§ **MATERIAL FOR THIS TASK**
**********
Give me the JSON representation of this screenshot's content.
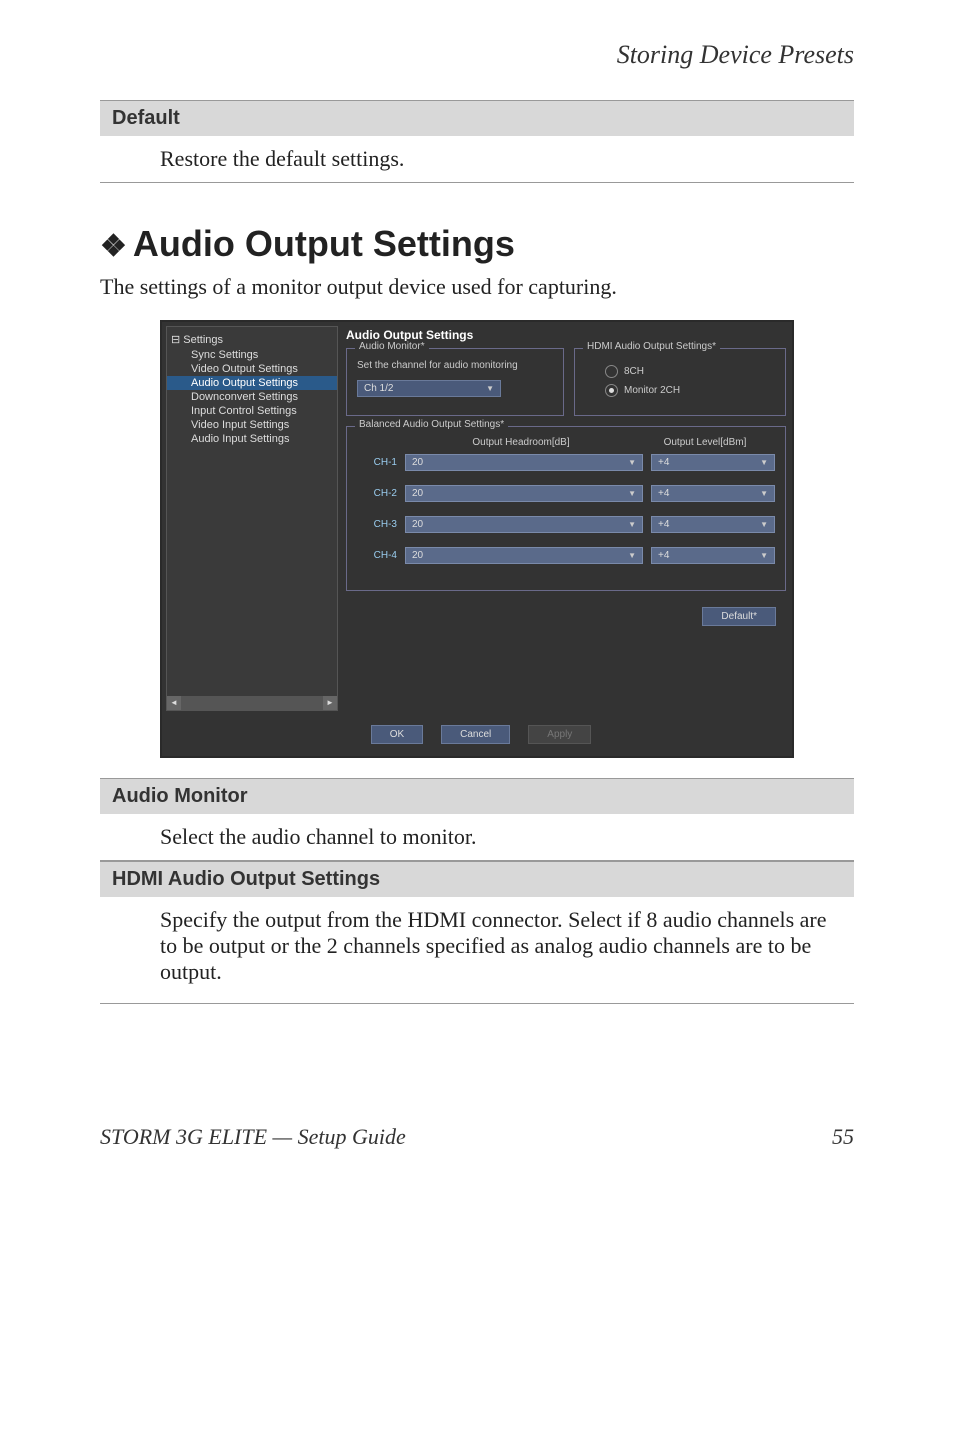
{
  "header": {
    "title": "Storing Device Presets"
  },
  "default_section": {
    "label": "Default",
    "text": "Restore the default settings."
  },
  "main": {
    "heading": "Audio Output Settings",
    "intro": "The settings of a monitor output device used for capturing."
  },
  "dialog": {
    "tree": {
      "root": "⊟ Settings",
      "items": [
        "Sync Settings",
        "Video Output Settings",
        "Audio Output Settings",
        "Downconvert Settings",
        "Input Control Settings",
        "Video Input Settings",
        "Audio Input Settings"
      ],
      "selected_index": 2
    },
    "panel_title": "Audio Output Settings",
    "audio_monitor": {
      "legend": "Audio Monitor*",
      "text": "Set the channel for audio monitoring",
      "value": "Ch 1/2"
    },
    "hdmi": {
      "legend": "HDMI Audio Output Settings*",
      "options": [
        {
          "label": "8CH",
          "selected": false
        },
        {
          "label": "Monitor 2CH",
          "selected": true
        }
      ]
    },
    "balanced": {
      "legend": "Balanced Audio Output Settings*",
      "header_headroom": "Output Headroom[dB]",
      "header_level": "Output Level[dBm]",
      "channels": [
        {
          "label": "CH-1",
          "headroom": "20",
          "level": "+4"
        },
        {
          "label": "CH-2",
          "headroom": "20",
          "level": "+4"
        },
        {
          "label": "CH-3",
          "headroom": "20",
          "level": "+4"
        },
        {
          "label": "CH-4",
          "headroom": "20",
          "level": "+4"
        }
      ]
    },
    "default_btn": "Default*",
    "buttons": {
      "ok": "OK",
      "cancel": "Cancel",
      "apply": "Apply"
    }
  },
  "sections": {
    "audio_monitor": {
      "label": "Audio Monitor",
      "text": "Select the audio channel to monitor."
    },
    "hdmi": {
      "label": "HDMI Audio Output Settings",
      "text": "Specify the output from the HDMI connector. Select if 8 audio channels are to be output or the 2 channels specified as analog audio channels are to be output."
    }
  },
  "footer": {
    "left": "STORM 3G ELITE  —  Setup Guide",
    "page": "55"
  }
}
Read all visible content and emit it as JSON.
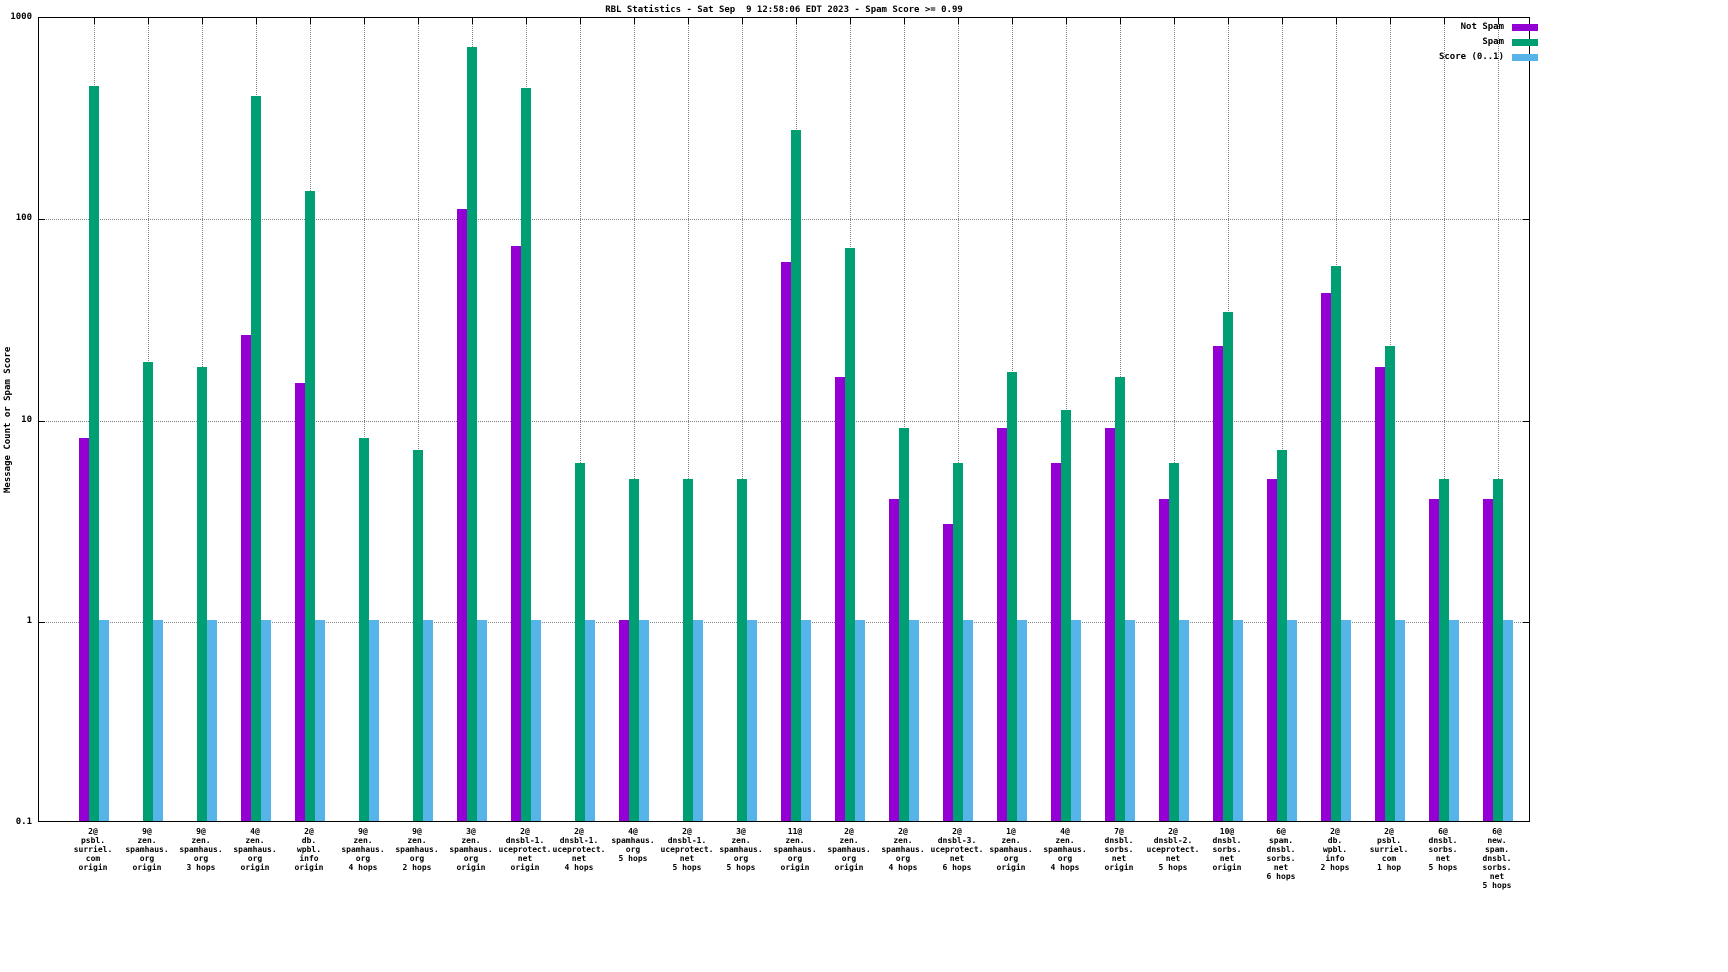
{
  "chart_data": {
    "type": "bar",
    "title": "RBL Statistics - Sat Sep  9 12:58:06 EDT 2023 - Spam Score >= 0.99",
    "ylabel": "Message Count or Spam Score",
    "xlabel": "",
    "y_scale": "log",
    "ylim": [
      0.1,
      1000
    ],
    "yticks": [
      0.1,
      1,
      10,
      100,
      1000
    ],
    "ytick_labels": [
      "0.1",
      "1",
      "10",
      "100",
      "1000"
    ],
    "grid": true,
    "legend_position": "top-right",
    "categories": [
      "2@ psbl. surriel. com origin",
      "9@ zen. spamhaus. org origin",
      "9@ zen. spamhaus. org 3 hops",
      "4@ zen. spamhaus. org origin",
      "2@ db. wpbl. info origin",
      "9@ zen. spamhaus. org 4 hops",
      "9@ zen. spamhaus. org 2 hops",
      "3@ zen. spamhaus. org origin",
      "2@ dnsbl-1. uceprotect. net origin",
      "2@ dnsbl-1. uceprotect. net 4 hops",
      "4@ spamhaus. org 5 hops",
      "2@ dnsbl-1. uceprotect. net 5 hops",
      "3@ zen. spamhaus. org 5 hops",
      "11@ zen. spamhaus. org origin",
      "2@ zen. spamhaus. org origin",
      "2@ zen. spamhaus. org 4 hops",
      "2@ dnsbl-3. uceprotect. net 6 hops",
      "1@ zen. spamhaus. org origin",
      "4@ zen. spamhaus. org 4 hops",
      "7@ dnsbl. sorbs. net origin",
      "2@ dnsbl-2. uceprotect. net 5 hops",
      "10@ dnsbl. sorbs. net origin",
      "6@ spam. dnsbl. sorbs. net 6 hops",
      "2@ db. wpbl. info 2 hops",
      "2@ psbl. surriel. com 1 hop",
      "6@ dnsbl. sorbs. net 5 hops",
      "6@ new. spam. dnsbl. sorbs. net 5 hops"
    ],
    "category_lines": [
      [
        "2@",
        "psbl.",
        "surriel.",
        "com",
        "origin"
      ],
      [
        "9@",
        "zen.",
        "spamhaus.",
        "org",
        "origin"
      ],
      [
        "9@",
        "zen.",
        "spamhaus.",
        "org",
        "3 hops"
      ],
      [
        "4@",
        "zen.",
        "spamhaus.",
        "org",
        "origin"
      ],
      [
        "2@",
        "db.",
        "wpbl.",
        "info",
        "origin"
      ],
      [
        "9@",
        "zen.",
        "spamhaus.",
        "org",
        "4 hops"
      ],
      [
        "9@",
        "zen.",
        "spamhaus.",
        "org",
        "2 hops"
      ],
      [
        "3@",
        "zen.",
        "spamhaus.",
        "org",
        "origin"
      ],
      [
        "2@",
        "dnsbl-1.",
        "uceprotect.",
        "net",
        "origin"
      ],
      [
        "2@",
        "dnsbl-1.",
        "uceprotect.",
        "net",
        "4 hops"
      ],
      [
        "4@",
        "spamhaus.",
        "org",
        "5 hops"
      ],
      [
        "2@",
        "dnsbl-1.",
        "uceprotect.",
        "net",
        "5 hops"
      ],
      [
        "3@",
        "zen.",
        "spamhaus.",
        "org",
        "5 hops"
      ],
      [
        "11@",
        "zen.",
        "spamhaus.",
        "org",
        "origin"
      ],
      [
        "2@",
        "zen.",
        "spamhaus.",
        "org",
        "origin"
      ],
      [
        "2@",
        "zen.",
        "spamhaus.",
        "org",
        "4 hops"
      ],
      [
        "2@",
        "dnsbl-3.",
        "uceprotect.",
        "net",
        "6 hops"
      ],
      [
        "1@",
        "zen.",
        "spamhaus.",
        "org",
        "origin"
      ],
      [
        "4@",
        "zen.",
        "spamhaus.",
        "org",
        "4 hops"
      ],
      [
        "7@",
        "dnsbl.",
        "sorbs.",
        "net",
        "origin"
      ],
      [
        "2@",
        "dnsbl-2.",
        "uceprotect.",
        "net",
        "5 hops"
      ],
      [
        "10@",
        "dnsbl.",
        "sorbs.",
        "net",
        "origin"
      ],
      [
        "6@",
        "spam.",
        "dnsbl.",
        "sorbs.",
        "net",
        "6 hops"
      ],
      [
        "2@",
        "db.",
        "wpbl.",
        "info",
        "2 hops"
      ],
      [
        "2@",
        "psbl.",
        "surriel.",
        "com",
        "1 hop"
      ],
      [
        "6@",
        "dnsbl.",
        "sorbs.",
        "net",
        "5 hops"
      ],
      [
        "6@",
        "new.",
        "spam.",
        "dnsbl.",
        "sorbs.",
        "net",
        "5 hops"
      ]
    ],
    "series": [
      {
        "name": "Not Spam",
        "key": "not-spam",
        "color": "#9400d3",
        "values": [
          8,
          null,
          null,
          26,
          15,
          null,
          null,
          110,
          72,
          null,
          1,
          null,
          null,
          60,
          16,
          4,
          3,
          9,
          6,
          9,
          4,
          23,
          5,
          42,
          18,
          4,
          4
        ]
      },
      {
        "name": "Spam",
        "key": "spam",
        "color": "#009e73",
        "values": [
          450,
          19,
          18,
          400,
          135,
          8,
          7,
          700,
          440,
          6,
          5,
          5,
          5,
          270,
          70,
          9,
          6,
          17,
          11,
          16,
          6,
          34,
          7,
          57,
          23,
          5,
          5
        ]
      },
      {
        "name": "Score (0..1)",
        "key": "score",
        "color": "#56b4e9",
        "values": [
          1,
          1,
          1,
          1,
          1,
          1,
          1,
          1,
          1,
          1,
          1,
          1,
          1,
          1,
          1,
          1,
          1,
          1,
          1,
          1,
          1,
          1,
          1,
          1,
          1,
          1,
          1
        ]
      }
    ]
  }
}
**********
§ **INSTRUCTION**
From the entries, report each line that includes the word "surriel".

§ **FINISHED ANSWER**
      "2@ psbl. surriel. com origin",
      "2@ psbl. surriel. com 1 hop",
        "surriel.",
        "surriel.",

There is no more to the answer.